* _RECORDS FOR PROCESSING_:
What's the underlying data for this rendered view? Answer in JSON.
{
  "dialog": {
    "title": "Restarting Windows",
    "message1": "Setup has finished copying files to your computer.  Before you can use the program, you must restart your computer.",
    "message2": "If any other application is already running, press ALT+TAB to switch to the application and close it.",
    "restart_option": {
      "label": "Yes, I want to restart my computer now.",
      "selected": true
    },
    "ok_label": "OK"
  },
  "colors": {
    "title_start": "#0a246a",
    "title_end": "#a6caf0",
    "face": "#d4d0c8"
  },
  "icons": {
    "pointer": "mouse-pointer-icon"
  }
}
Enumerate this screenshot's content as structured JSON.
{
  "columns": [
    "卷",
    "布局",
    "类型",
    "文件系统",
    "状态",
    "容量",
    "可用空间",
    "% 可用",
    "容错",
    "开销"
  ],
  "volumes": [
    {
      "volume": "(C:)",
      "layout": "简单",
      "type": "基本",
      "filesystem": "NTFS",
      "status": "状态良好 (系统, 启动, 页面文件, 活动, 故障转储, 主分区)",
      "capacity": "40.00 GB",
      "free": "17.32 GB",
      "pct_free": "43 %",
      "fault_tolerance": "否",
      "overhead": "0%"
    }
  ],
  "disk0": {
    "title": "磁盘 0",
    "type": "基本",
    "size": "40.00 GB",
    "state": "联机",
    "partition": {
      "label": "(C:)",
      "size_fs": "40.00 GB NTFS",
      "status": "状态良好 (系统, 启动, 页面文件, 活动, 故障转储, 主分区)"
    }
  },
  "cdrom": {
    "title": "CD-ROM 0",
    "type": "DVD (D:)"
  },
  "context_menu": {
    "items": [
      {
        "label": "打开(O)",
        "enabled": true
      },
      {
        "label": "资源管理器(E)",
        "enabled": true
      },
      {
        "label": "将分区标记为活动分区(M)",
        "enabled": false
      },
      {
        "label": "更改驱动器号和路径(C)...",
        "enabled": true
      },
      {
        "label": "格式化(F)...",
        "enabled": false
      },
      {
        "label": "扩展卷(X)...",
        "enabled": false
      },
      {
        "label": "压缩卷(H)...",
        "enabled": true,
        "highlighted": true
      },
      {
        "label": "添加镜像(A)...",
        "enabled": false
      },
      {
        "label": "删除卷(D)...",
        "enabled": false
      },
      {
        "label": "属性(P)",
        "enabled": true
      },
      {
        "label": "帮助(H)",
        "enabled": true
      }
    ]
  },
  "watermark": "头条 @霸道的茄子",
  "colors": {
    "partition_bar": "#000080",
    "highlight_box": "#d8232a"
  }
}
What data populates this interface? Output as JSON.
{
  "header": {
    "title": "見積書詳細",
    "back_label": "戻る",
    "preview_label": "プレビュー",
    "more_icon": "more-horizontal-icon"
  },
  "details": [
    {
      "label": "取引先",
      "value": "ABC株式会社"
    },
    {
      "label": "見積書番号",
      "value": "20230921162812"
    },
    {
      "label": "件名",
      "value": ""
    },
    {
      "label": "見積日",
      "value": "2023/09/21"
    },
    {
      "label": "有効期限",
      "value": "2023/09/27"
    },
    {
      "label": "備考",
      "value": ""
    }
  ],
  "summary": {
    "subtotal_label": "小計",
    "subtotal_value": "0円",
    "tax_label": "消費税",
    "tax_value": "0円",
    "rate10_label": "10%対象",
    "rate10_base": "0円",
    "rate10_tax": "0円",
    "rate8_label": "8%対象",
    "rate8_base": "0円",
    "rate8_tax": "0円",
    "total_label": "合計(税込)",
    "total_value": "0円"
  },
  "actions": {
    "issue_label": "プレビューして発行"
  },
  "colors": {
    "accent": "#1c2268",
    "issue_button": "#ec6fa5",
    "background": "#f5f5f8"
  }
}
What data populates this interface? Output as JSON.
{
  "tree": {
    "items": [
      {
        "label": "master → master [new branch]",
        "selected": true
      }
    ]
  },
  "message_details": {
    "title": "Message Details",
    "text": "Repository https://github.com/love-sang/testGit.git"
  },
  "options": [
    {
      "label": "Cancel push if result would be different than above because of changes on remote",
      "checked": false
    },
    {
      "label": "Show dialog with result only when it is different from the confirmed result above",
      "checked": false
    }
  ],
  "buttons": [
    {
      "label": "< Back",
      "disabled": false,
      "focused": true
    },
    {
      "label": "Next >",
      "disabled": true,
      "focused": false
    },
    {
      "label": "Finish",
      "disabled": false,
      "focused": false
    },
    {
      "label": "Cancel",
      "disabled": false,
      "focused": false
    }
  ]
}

* _AIM OF THE TASK_: Repeat every line of the data, exactly and in full.

* _SOLUTION FOR THIS EXERCISE_:
What's the underlying data for this rendered view? Answer in JSON.
{
  "dialog": {
    "title": "Restarting Windows",
    "message1": "Setup has finished copying files to your computer.  Before you can use the program, you must restart your computer.",
    "message2": "If any other application is already running, press ALT+TAB to switch to the application and close it.",
    "restart_option": {
      "label": "Yes, I want to restart my computer now.",
      "selected": true
    },
    "ok_label": "OK"
  },
  "colors": {
    "title_start": "#0a246a",
    "title_end": "#a6caf0",
    "face": "#d4d0c8"
  },
  "icons": {
    "pointer": "mouse-pointer-icon"
  }
}
Enumerate this screenshot's content as structured JSON.
{
  "columns": [
    "卷",
    "布局",
    "类型",
    "文件系统",
    "状态",
    "容量",
    "可用空间",
    "% 可用",
    "容错",
    "开销"
  ],
  "volumes": [
    {
      "volume": "(C:)",
      "layout": "简单",
      "type": "基本",
      "filesystem": "NTFS",
      "status": "状态良好 (系统, 启动, 页面文件, 活动, 故障转储, 主分区)",
      "capacity": "40.00 GB",
      "free": "17.32 GB",
      "pct_free": "43 %",
      "fault_tolerance": "否",
      "overhead": "0%"
    }
  ],
  "disk0": {
    "title": "磁盘 0",
    "type": "基本",
    "size": "40.00 GB",
    "state": "联机",
    "partition": {
      "label": "(C:)",
      "size_fs": "40.00 GB NTFS",
      "status": "状态良好 (系统, 启动, 页面文件, 活动, 故障转储, 主分区)"
    }
  },
  "cdrom": {
    "title": "CD-ROM 0",
    "type": "DVD (D:)"
  },
  "context_menu": {
    "items": [
      {
        "label": "打开(O)",
        "enabled": true
      },
      {
        "label": "资源管理器(E)",
        "enabled": true
      },
      {
        "label": "将分区标记为活动分区(M)",
        "enabled": false
      },
      {
        "label": "更改驱动器号和路径(C)...",
        "enabled": true
      },
      {
        "label": "格式化(F)...",
        "enabled": false
      },
      {
        "label": "扩展卷(X)...",
        "enabled": false
      },
      {
        "label": "压缩卷(H)...",
        "enabled": true,
        "highlighted": true
      },
      {
        "label": "添加镜像(A)...",
        "enabled": false
      },
      {
        "label": "删除卷(D)...",
        "enabled": false
      },
      {
        "label": "属性(P)",
        "enabled": true
      },
      {
        "label": "帮助(H)",
        "enabled": true
      }
    ]
  },
  "watermark": "头条 @霸道的茄子",
  "colors": {
    "partition_bar": "#000080",
    "highlight_box": "#d8232a"
  }
}
What data populates this interface? Output as JSON.
{
  "header": {
    "title": "見積書詳細",
    "back_label": "戻る",
    "preview_label": "プレビュー",
    "more_icon": "more-horizontal-icon"
  },
  "details": [
    {
      "label": "取引先",
      "value": "ABC株式会社"
    },
    {
      "label": "見積書番号",
      "value": "20230921162812"
    },
    {
      "label": "件名",
      "value": ""
    },
    {
      "label": "見積日",
      "value": "2023/09/21"
    },
    {
      "label": "有効期限",
      "value": "2023/09/27"
    },
    {
      "label": "備考",
      "value": ""
    }
  ],
  "summary": {
    "subtotal_label": "小計",
    "subtotal_value": "0円",
    "tax_label": "消費税",
    "tax_value": "0円",
    "rate10_label": "10%対象",
    "rate10_base": "0円",
    "rate10_tax": "0円",
    "rate8_label": "8%対象",
    "rate8_base": "0円",
    "rate8_tax": "0円",
    "total_label": "合計(税込)",
    "total_value": "0円"
  },
  "actions": {
    "issue_label": "プレビューして発行"
  },
  "colors": {
    "accent": "#1c2268",
    "issue_button": "#ec6fa5",
    "background": "#f5f5f8"
  }
}
What data populates this interface? Output as JSON.
{
  "tree": {
    "items": [
      {
        "label": "master → master [new branch]",
        "selected": true
      }
    ]
  },
  "message_details": {
    "title": "Message Details",
    "text": "Repository https://github.com/love-sang/testGit.git"
  },
  "options": [
    {
      "label": "Cancel push if result would be different than above because of changes on remote",
      "checked": false
    },
    {
      "label": "Show dialog with result only when it is different from the confirmed result above",
      "checked": false
    }
  ],
  "buttons": [
    {
      "label": "< Back",
      "disabled": false,
      "focused": true
    },
    {
      "label": "Next >",
      "disabled": true,
      "focused": false
    },
    {
      "label": "Finish",
      "disabled": false,
      "focused": false
    },
    {
      "label": "Cancel",
      "disabled": false,
      "focused": false
    }
  ]
}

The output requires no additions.